— BEGIN RECORDS —

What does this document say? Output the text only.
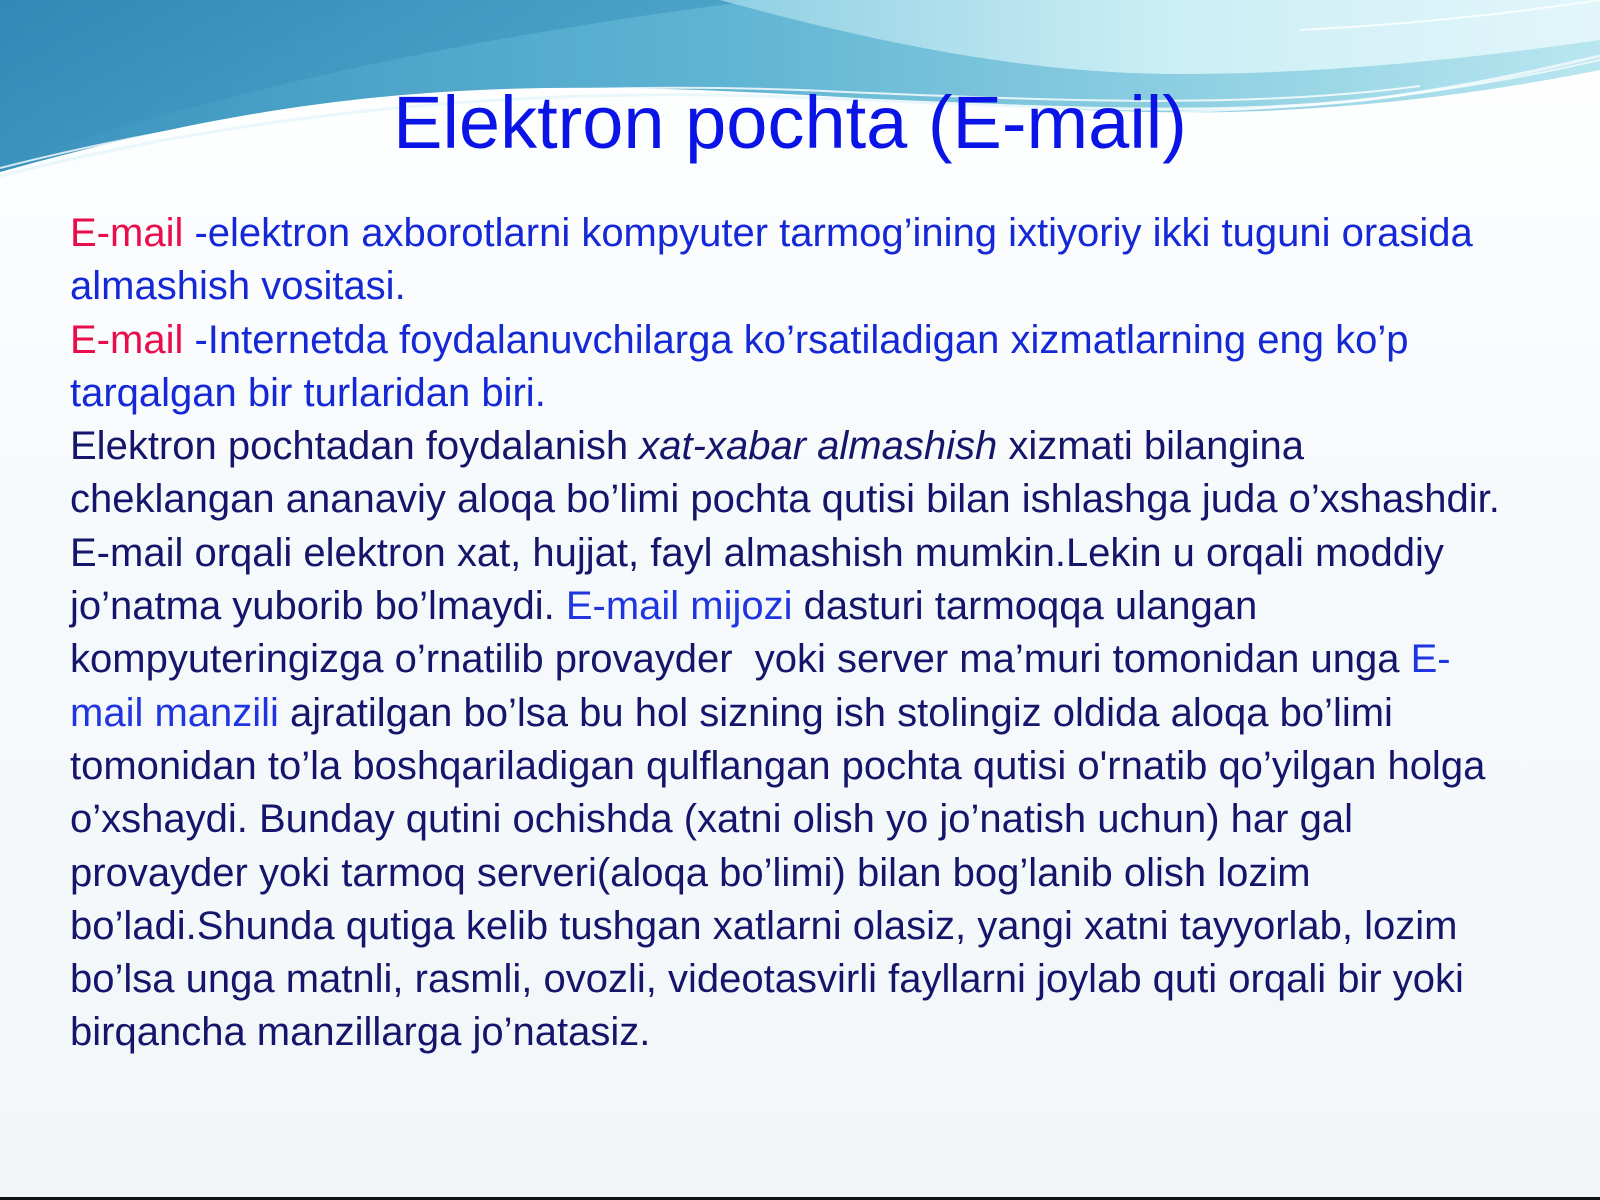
Elektron pochta (E-mail)

E-mail -elektron axborotlarni kompyuter tarmog’ining ixtiyoriy ikki tuguni orasida almashish vositasi.
E-mail -Internetda foydalanuvchilarga ko’rsatiladigan xizmatlarning eng ko’p tarqalgan bir turlaridan biri.
Elektron pochtadan foydalanish xat-xabar almashish xizmati bilangina cheklangan ananaviy aloqa bo’limi pochta qutisi bilan ishlashga juda o’xshashdir. E-mail orqali elektron xat, hujjat, fayl almashish mumkin.Lekin u orqali moddiy jo’natma yuborib bo’lmaydi. E-mail mijozi dasturi tarmoqqa ulangan kompyuteringizga o’rnatilib provayder  yoki server ma’muri tomonidan unga E-mail manzili ajratilgan bo’lsa bu hol sizning ish stolingiz oldida aloqa bo’limi tomonidan to’la boshqariladigan qulflangan pochta qutisi o'rnatib qo’yilgan holga o’xshaydi. Bunday qutini ochishda (xatni olish yo jo’natish uchun) har gal  provayder yoki tarmoq serveri(aloqa bo’limi) bilan bog’lanib olish lozim bo’ladi.Shunda qutiga kelib tushgan xatlarni olasiz, yangi xatni tayyorlab, lozim bo’lsa unga matnli, rasmli, ovozli, videotasvirli fayllarni joylab quti orqali bir yoki birqancha manzillarga jo’natasiz.
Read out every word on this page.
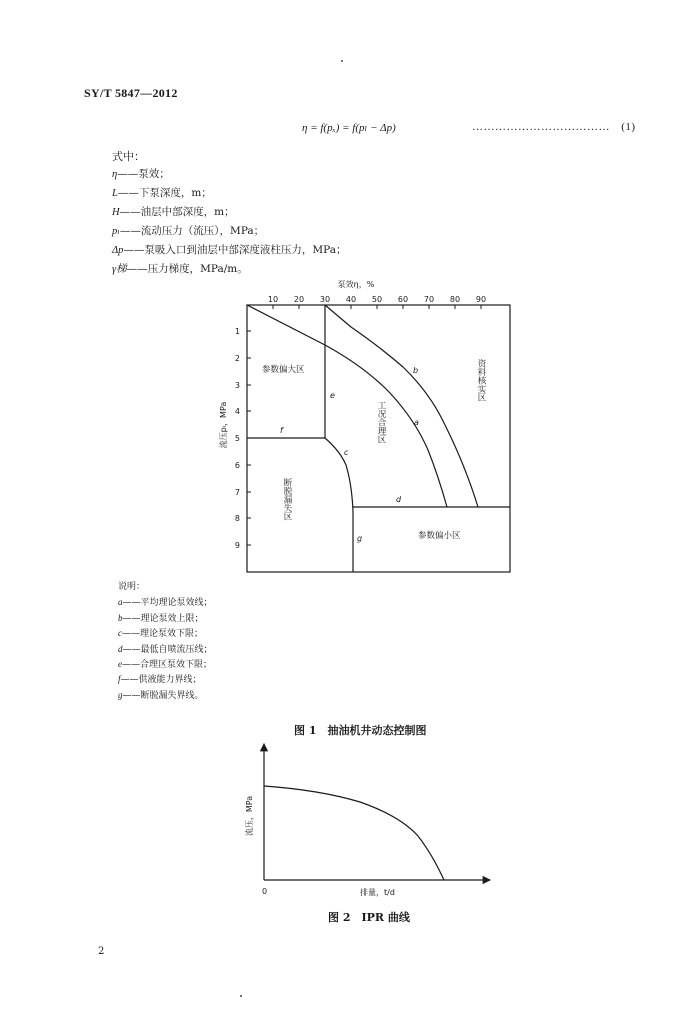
SY/T 5847—2012
η = f(pₓ) = f(pₗ − Δp)	……………………………… (1)
式中：
η——泵效；
L——下泵深度，m；
H——油层中部深度，m；
pₗ——流动压力（流压），MPa；
Δp——泵吸入口到油层中部深度液柱压力，MPa；
γ梯——压力梯度，MPa/m。
泵效η，%
10 20 30 40 50 60 70 80 90
1
2
3
4
5
6
7
8
9
流压pₗ，MPa	a
b
c
d
e
f
g
参数偏大区
参数偏小区
资料核实区
工况合理区
断脱漏失区
说明：
a——平均理论泵效线；
b——理论泵效上限；
c——理论泵效下限；
d——最低自喷流压线；
e——合理区泵效下限；
f——供液能力界线；
g——断脱漏失界线。
图 1　抽油机井动态控制图
流压，MPa
0	排量，t/d
图 2　IPR 曲线
2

— END RECORDS —

WHAT TO WORK ON :: From the line containing "Read out every word on this page." through the last line of the material above, write out each line exactly, leaving aside all pictures.

WRITTEN ANSWER ::
Read out every word on this page.
SY/T 5847—2012
η = f(pₓ) = f(pₗ − Δp)	……………………………… (1)
式中：
η——泵效；
L——下泵深度，m；
H——油层中部深度，m；
pₗ——流动压力（流压），MPa；
Δp——泵吸入口到油层中部深度液柱压力，MPa；
γ梯——压力梯度，MPa/m。
泵效η，%
10 20 30 40 50 60 70 80 90
1
2
3
4
5
6
7
8
9
流压pₗ，MPa	a
b
c
d
e
f
g
参数偏大区
参数偏小区
资料核实区
工况合理区
断脱漏失区
说明：
a——平均理论泵效线；
b——理论泵效上限；
c——理论泵效下限；
d——最低自喷流压线；
e——合理区泵效下限；
f——供液能力界线；
g——断脱漏失界线。
图 1　抽油机井动态控制图
流压，MPa
0	排量，t/d
图 2　IPR 曲线
2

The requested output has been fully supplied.